Objective: Find each line containing the string "title" and return it.

Data for processing:
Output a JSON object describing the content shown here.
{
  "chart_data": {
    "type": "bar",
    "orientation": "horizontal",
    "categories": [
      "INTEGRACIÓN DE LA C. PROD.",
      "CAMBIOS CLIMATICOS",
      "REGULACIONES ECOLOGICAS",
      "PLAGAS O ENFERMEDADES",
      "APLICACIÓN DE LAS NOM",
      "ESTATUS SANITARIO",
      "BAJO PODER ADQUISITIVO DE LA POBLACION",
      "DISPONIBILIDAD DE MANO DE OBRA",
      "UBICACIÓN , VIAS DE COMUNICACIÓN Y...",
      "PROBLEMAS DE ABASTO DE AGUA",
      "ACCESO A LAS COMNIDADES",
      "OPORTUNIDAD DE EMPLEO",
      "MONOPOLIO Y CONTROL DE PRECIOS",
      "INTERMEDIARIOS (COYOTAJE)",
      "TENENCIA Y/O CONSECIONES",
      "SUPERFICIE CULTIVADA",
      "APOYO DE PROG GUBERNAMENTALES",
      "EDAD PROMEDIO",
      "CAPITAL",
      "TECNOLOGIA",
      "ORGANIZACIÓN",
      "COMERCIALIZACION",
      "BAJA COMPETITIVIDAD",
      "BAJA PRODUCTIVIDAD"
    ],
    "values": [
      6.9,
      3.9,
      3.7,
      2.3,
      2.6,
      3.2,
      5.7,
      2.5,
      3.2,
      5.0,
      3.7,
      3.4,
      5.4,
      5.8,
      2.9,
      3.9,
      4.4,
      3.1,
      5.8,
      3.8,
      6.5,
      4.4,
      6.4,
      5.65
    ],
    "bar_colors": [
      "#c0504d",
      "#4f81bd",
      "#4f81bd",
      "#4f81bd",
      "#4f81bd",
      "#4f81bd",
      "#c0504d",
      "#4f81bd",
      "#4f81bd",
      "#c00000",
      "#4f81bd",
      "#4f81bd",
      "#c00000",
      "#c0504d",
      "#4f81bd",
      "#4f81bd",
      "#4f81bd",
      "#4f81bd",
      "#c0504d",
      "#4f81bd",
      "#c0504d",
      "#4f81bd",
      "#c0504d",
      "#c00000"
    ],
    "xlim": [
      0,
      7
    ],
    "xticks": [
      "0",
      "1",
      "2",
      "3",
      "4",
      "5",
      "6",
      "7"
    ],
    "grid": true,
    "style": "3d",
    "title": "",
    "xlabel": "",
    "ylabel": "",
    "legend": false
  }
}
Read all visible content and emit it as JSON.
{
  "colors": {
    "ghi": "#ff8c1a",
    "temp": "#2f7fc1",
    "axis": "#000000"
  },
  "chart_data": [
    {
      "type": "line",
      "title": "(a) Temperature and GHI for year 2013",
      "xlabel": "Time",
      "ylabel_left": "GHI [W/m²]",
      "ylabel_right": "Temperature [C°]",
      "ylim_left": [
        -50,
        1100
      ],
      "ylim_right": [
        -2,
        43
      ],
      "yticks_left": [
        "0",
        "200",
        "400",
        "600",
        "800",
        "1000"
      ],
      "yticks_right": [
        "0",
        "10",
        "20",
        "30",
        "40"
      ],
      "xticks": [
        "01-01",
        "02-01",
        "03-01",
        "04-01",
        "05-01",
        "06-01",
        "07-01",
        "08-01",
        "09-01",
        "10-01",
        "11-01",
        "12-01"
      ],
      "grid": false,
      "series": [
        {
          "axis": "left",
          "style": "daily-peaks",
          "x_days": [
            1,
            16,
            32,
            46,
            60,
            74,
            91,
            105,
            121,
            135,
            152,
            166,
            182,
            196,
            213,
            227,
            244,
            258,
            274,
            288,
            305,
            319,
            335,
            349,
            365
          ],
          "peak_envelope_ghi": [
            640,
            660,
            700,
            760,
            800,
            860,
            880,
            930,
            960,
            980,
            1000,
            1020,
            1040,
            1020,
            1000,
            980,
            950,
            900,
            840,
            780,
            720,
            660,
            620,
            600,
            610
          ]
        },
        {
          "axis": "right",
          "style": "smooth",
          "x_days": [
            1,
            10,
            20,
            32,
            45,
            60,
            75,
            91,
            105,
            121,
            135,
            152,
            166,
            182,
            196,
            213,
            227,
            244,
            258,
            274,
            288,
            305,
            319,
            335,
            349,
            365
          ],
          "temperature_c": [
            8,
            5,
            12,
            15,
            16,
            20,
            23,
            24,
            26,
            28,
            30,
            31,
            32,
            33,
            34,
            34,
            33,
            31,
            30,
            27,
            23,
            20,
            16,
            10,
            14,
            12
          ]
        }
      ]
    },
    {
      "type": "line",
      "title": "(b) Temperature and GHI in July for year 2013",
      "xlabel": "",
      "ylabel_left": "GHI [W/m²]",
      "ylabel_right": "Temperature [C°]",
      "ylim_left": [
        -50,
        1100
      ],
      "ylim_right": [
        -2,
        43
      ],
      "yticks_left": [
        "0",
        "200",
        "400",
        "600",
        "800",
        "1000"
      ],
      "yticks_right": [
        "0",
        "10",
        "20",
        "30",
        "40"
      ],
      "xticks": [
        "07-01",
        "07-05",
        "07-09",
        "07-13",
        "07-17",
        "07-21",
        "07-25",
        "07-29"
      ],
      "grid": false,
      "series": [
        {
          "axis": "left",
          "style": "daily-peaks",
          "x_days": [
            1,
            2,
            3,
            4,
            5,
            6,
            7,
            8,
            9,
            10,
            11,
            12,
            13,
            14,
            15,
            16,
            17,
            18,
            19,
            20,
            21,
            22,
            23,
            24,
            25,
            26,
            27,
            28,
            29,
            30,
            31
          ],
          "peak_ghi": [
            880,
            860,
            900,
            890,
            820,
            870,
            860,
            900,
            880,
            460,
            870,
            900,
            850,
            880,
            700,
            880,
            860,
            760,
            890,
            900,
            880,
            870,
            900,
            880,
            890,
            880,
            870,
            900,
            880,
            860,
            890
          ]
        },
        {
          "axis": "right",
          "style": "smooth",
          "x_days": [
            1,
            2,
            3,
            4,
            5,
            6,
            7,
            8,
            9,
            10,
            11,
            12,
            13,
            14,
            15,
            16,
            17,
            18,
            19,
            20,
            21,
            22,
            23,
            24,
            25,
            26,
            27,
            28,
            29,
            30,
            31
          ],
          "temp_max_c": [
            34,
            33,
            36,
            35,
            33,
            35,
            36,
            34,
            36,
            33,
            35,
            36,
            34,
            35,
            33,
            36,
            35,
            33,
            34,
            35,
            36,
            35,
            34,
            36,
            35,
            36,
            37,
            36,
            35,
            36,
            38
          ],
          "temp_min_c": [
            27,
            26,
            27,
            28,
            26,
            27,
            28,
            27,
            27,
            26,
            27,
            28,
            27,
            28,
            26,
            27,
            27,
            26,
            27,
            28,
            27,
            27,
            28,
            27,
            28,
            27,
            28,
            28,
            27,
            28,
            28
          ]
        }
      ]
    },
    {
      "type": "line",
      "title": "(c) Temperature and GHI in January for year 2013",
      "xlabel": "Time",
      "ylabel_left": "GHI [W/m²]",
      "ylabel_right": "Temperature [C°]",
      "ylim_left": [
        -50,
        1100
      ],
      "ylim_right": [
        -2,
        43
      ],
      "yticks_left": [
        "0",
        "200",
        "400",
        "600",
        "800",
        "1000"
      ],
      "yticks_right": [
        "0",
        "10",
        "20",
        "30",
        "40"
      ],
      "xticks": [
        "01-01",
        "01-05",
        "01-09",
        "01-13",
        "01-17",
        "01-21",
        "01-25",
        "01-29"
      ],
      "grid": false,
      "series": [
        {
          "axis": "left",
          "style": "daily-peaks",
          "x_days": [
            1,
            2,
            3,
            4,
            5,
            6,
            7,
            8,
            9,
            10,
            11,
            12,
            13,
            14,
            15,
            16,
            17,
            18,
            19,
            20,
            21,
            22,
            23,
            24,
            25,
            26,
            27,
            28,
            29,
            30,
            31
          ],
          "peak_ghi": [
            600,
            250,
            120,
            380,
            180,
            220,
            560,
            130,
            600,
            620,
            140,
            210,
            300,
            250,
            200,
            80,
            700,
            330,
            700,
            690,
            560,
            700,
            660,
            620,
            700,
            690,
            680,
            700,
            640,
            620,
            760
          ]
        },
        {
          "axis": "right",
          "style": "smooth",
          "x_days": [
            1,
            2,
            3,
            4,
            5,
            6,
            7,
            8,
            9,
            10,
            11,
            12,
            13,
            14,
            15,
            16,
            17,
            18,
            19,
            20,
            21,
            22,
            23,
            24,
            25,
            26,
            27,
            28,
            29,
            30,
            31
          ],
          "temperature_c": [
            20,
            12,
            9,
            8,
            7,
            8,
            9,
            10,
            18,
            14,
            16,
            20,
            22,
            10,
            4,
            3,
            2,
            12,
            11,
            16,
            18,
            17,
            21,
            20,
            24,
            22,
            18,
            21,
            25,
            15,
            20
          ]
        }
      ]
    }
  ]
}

Task result:
    "title": "",
      "title": "(a) Temperature and GHI for year 2013",
      "title": "(b) Temperature and GHI in July for year 2013",
      "title": "(c) Temperature and GHI in January for year 2013",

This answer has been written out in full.